GOAL OF THE EXERCISE.
Quote the listing in full, exactly as given, minus any pictures.

________________________________________

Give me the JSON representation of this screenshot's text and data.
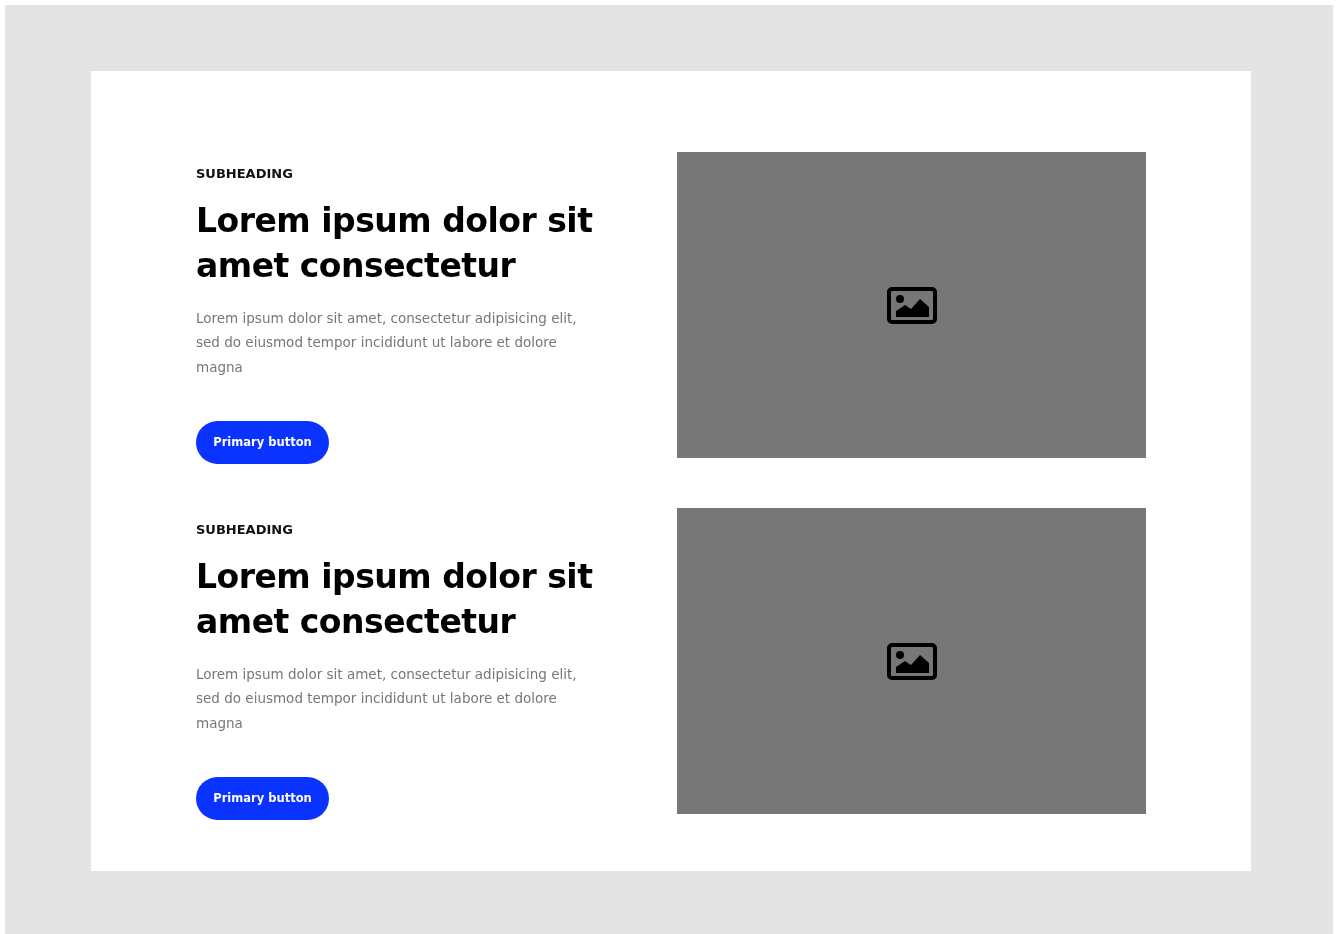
{
  "sections": [
    {
      "subheading": "SUBHEADING",
      "heading": "Lorem ipsum dolor sit amet consectetur",
      "body": "Lorem ipsum dolor sit amet, consectetur adipisicing elit, sed do eiusmod tempor incididunt ut labore et dolore magna",
      "button": "Primary button"
    },
    {
      "subheading": "SUBHEADING",
      "heading": "Lorem ipsum dolor sit amet consectetur",
      "body": "Lorem ipsum dolor sit amet, consectetur adipisicing elit, sed do eiusmod tempor incididunt ut labore et dolore magna",
      "button": "Primary button"
    }
  ]
}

________________________________________

SOLVED EXERCISE.
Give me the JSON representation of this screenshot's text and data.
{
  "sections": [
    {
      "subheading": "SUBHEADING",
      "heading": "Lorem ipsum dolor sit amet consectetur",
      "body": "Lorem ipsum dolor sit amet, consectetur adipisicing elit, sed do eiusmod tempor incididunt ut labore et dolore magna",
      "button": "Primary button"
    },
    {
      "subheading": "SUBHEADING",
      "heading": "Lorem ipsum dolor sit amet consectetur",
      "body": "Lorem ipsum dolor sit amet, consectetur adipisicing elit, sed do eiusmod tempor incididunt ut labore et dolore magna",
      "button": "Primary button"
    }
  ]
}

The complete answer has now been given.